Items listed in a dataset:
============================================================

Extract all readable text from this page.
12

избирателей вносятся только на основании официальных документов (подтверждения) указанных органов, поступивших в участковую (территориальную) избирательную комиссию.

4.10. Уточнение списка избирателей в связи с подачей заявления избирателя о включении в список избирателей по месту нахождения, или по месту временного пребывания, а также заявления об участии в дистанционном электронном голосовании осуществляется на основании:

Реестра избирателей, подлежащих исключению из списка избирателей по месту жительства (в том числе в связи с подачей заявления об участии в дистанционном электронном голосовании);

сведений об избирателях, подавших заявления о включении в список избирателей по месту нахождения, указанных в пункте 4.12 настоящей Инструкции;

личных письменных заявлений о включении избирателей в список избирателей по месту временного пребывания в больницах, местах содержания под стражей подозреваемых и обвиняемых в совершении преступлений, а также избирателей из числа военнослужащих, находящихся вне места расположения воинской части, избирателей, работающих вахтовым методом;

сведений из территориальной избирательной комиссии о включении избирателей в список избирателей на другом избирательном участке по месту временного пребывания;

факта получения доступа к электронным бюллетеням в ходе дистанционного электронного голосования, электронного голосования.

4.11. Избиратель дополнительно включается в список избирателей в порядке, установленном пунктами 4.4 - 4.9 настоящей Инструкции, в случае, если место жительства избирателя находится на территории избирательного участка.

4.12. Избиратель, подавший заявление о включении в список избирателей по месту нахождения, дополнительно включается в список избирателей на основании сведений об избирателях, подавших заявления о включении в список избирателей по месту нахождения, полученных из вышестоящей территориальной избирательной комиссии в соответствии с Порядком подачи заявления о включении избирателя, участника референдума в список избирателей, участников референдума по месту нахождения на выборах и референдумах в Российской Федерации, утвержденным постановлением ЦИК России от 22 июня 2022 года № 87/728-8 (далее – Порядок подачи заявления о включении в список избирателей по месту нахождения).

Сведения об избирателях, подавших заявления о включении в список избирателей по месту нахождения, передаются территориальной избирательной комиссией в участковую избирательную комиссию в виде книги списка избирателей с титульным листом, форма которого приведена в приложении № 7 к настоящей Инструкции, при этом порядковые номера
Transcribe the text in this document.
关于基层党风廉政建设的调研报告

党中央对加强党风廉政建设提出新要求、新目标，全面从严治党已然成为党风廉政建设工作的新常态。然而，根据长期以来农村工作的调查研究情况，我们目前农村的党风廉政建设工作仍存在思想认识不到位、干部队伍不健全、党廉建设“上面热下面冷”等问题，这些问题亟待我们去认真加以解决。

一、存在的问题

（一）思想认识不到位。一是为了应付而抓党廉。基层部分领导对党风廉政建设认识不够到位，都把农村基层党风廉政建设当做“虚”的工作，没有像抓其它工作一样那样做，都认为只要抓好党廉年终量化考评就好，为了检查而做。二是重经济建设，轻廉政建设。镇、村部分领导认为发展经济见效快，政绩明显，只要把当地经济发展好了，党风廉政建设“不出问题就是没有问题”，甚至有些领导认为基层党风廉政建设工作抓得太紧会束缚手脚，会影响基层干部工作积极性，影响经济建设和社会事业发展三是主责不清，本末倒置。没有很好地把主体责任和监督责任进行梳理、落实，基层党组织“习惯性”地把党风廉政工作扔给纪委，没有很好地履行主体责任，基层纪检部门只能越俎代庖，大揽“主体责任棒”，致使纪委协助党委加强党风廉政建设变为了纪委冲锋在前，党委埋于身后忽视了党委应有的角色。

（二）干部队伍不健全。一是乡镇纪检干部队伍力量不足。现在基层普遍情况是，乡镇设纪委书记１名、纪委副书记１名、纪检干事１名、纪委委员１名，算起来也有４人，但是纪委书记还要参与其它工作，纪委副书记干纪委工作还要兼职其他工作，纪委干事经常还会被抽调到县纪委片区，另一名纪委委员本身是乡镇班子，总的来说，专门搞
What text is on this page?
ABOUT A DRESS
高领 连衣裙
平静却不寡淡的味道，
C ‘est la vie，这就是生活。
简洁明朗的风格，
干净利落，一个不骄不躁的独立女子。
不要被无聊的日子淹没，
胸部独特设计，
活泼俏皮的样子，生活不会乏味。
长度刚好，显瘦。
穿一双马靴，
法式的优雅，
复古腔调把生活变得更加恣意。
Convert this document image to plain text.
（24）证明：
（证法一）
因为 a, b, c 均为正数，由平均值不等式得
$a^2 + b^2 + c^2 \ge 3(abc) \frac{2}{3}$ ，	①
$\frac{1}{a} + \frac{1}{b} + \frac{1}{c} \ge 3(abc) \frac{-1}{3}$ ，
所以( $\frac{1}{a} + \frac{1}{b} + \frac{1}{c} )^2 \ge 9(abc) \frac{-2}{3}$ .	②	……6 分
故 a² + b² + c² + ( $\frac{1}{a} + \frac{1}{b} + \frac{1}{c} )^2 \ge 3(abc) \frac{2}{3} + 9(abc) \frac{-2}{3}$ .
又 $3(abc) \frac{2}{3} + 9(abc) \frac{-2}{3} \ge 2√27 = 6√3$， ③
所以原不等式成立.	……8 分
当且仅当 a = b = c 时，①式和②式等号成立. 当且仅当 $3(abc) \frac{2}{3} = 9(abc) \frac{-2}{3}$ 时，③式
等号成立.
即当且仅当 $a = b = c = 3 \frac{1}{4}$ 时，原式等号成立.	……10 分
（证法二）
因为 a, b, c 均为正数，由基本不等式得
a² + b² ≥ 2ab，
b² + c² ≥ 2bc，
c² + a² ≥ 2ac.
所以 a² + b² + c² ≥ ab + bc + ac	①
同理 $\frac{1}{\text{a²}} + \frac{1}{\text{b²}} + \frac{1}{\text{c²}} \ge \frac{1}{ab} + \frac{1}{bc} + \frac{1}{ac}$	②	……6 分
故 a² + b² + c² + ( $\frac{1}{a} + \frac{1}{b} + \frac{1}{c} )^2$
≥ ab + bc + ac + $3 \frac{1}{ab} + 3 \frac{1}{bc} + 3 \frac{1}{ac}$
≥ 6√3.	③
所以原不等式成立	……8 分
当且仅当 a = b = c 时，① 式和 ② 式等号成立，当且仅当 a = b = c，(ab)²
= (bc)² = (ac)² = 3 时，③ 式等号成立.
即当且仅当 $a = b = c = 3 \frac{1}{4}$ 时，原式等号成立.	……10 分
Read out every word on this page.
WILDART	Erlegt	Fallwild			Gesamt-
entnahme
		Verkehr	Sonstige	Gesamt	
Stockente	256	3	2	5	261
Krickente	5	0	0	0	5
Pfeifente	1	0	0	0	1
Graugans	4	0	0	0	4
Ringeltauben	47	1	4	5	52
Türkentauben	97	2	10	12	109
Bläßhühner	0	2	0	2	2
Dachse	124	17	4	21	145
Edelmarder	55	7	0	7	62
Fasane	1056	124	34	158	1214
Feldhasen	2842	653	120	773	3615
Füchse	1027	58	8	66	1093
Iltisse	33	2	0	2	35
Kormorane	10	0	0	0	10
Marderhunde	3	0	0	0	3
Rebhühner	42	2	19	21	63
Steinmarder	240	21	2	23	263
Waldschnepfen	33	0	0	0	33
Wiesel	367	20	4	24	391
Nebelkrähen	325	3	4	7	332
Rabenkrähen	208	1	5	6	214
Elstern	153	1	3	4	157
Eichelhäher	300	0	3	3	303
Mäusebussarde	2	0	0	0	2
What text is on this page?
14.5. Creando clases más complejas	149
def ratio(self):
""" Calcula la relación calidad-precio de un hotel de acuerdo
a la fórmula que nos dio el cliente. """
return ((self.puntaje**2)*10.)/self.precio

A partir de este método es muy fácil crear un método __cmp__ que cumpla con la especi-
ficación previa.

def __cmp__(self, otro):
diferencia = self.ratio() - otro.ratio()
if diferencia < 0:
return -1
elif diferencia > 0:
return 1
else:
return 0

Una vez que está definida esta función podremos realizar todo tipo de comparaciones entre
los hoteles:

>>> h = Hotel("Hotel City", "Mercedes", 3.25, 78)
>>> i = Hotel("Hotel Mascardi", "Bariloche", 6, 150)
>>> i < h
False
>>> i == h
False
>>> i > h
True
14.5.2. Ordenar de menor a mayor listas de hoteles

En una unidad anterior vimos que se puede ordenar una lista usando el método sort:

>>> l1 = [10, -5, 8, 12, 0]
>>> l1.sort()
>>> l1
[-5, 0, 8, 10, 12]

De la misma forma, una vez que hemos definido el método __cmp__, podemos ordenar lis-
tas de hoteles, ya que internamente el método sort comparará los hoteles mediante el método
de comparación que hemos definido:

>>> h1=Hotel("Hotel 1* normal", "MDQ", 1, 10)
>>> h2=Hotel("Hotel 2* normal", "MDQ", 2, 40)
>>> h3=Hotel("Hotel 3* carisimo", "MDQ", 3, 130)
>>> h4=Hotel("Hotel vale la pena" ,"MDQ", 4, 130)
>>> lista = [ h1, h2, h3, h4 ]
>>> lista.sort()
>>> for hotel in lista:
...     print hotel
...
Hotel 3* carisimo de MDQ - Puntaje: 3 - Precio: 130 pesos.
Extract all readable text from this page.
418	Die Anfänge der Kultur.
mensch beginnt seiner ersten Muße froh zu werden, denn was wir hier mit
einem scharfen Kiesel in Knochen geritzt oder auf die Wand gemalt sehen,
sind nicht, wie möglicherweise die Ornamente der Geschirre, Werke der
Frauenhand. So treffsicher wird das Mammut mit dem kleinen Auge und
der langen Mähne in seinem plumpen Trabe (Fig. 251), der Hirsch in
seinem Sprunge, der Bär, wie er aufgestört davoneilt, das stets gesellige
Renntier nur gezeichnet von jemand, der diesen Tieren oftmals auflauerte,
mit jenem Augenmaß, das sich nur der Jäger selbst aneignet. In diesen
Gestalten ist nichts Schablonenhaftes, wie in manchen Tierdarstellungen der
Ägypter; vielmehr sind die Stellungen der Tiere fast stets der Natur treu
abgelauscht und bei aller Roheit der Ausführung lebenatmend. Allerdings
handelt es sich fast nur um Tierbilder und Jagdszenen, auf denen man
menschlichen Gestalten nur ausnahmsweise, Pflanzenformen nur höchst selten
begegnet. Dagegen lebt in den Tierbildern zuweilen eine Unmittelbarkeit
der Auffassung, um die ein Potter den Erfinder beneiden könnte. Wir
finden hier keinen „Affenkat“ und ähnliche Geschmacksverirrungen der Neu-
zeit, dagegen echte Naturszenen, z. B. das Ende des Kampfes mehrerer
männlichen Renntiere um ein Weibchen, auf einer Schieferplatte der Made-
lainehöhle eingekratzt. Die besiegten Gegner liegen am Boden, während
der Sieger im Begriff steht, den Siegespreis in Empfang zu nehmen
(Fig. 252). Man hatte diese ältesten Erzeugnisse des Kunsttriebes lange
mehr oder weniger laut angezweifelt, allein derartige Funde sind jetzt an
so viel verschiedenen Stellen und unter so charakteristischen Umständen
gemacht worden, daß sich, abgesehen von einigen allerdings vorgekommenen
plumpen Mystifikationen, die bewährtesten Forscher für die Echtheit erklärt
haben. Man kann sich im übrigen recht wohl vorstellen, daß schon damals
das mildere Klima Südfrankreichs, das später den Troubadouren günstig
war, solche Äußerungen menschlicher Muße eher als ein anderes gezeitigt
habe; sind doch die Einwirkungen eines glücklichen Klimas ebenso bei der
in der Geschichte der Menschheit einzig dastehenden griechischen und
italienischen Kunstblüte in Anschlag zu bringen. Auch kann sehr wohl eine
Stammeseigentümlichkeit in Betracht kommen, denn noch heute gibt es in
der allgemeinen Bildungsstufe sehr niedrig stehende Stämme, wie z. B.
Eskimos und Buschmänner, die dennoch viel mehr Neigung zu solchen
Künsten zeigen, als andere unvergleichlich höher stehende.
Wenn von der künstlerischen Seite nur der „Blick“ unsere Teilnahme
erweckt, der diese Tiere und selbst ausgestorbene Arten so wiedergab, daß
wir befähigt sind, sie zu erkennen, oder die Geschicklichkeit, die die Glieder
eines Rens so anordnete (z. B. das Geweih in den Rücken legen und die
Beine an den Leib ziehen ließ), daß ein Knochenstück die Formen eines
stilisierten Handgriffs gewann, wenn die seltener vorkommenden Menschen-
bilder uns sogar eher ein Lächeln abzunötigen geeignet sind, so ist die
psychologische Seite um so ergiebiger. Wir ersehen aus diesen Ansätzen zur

============================================================

> **Brief**
Among the lines above, how many contain the string "kann"? State the number alone.

> **Reply to the exercise**
2